* _Short problem_:
Output all the data exactly. Pictures do not belong in the copy.

[start Provided entries]

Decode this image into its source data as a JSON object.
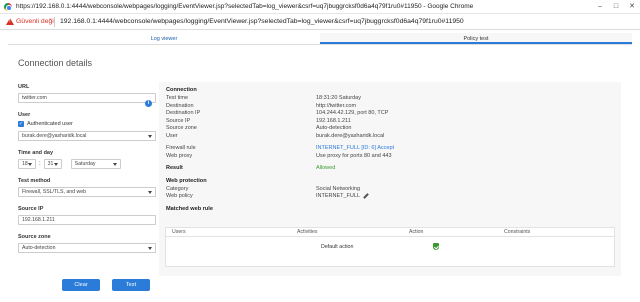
{
  "window": {
    "title": "https://192.168.0.1:4444/webconsole/webpages/logging/EventViewer.jsp?selectedTab=log_viewer&csrf=uq7jbuggrcksf0d6a4q79f1ru0#11950 - Google Chrome"
  },
  "addressbar": {
    "security": "Güvenli değil",
    "url": "192.168.0.1:4444/webconsole/webpages/logging/EventViewer.jsp?selectedTab=log_viewer&csrf=uq7jbuggrcksf0d6a4q79f1ru0#11950"
  },
  "tabs": [
    {
      "label": "Log viewer",
      "active": false
    },
    {
      "label": "Policy test",
      "active": true
    }
  ],
  "form": {
    "heading": "Connection details",
    "url_label": "URL",
    "url_value": "twitter.com",
    "user_label": "User",
    "auth_label": "Authenticated user",
    "user_value": "burak.dere@yasharidk.local",
    "time_label": "Time and day",
    "hour": "18",
    "minute": "31",
    "day": "Saturday",
    "method_label": "Test method",
    "method_value": "Firewall, SSL/TLS, and web",
    "ip_label": "Source IP",
    "ip_value": "192.168.1.211",
    "zone_label": "Source zone",
    "zone_value": "Auto-detection",
    "clear_label": "Clear",
    "test_label": "Test"
  },
  "result": {
    "connection_heading": "Connection",
    "connection": [
      {
        "k": "Test time",
        "v": "18:31:20 Saturday"
      },
      {
        "k": "Destination",
        "v": "http://twitter.com"
      },
      {
        "k": "Destination IP",
        "v": "104.244.42.129, port 80, TCP"
      },
      {
        "k": "Source IP",
        "v": "192.168.1.211"
      },
      {
        "k": "Source zone",
        "v": "Auto-detection"
      },
      {
        "k": "User",
        "v": "burak.dere@yasharidk.local"
      }
    ],
    "firewall_rule_label": "Firewall rule",
    "firewall_rule_value": "INTERNET_FULL [ID: 6] Accept",
    "web_proxy_label": "Web proxy",
    "web_proxy_value": "Use proxy for ports 80 and 443",
    "result_label": "Result",
    "result_value": "Allowed",
    "web_protection_heading": "Web protection",
    "category_label": "Category",
    "category_value": "Social Networking",
    "web_policy_label": "Web policy",
    "web_policy_value": "INTERNET_FULL",
    "matched_rule_heading": "Matched web rule",
    "table": {
      "headers": [
        "Users",
        "Activities",
        "Action",
        "Constraints"
      ],
      "row": {
        "users": "",
        "activities": "Default action",
        "action": "",
        "constraints": ""
      }
    }
  },
  "colors": {
    "accent": "#2b7bd9",
    "allowed": "#3a9a2f",
    "warning": "#d93025"
  }
}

[end Provided entries]

* _Reply_:
Decode this image into its source data as a JSON object.
{
  "window": {
    "title": "https://192.168.0.1:4444/webconsole/webpages/logging/EventViewer.jsp?selectedTab=log_viewer&csrf=uq7jbuggrcksf0d6a4q79f1ru0#11950 - Google Chrome"
  },
  "addressbar": {
    "security": "Güvenli değil",
    "url": "192.168.0.1:4444/webconsole/webpages/logging/EventViewer.jsp?selectedTab=log_viewer&csrf=uq7jbuggrcksf0d6a4q79f1ru0#11950"
  },
  "tabs": [
    {
      "label": "Log viewer",
      "active": false
    },
    {
      "label": "Policy test",
      "active": true
    }
  ],
  "form": {
    "heading": "Connection details",
    "url_label": "URL",
    "url_value": "twitter.com",
    "user_label": "User",
    "auth_label": "Authenticated user",
    "user_value": "burak.dere@yasharidk.local",
    "time_label": "Time and day",
    "hour": "18",
    "minute": "31",
    "day": "Saturday",
    "method_label": "Test method",
    "method_value": "Firewall, SSL/TLS, and web",
    "ip_label": "Source IP",
    "ip_value": "192.168.1.211",
    "zone_label": "Source zone",
    "zone_value": "Auto-detection",
    "clear_label": "Clear",
    "test_label": "Test"
  },
  "result": {
    "connection_heading": "Connection",
    "connection": [
      {
        "k": "Test time",
        "v": "18:31:20 Saturday"
      },
      {
        "k": "Destination",
        "v": "http://twitter.com"
      },
      {
        "k": "Destination IP",
        "v": "104.244.42.129, port 80, TCP"
      },
      {
        "k": "Source IP",
        "v": "192.168.1.211"
      },
      {
        "k": "Source zone",
        "v": "Auto-detection"
      },
      {
        "k": "User",
        "v": "burak.dere@yasharidk.local"
      }
    ],
    "firewall_rule_label": "Firewall rule",
    "firewall_rule_value": "INTERNET_FULL [ID: 6] Accept",
    "web_proxy_label": "Web proxy",
    "web_proxy_value": "Use proxy for ports 80 and 443",
    "result_label": "Result",
    "result_value": "Allowed",
    "web_protection_heading": "Web protection",
    "category_label": "Category",
    "category_value": "Social Networking",
    "web_policy_label": "Web policy",
    "web_policy_value": "INTERNET_FULL",
    "matched_rule_heading": "Matched web rule",
    "table": {
      "headers": [
        "Users",
        "Activities",
        "Action",
        "Constraints"
      ],
      "row": {
        "users": "",
        "activities": "Default action",
        "action": "",
        "constraints": ""
      }
    }
  },
  "colors": {
    "accent": "#2b7bd9",
    "allowed": "#3a9a2f",
    "warning": "#d93025"
  }
}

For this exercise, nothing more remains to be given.